Exercise task: Read the records and gather each line that includes "słuchać".

[Saved entries]
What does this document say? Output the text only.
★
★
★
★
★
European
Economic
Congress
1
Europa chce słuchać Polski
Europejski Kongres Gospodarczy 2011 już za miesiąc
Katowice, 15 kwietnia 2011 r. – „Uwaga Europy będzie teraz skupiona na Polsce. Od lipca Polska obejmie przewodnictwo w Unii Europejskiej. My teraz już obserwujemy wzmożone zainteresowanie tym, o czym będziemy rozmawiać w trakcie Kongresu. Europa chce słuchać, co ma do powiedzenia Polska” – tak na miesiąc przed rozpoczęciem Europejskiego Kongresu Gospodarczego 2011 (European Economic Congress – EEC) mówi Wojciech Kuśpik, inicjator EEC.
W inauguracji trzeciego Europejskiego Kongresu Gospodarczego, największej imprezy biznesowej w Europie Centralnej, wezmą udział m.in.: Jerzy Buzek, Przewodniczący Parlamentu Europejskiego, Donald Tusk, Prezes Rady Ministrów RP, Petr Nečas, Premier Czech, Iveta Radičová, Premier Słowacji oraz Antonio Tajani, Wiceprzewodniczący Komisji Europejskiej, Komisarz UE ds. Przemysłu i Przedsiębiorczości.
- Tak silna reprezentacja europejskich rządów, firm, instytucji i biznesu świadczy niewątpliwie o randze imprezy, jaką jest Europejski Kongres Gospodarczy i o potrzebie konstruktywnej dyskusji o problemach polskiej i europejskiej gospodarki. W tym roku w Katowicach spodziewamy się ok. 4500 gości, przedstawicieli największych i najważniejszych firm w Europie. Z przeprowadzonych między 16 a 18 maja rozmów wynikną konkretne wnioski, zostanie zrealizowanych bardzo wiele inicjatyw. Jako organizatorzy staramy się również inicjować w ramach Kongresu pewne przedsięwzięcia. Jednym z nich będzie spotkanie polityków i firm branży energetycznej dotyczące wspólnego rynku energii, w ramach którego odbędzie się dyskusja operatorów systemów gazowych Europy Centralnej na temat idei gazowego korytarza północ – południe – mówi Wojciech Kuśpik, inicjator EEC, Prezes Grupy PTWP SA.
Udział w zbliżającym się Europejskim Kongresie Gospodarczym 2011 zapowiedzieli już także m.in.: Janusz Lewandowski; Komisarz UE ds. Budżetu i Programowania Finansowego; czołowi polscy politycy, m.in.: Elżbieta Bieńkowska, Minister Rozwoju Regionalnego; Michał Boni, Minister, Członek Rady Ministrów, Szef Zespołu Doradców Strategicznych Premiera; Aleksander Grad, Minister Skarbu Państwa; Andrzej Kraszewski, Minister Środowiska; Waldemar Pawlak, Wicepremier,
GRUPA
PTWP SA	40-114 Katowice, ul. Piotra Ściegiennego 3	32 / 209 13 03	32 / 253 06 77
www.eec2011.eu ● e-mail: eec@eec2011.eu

Exercise output:
Europa chce słuchać Polski
Katowice, 15 kwietnia 2011 r. – „Uwaga Europy będzie teraz skupiona na Polsce. Od lipca Polska obejmie przewodnictwo w Unii Europejskiej. My teraz już obserwujemy wzmożone zainteresowanie tym, o czym będziemy rozmawiać w trakcie Kongresu. Europa chce słuchać, co ma do powiedzenia Polska” – tak na miesiąc przed rozpoczęciem Europejskiego Kongresu Gospodarczego 2011 (European Economic Congress – EEC) mówi Wojciech Kuśpik, inicjator EEC.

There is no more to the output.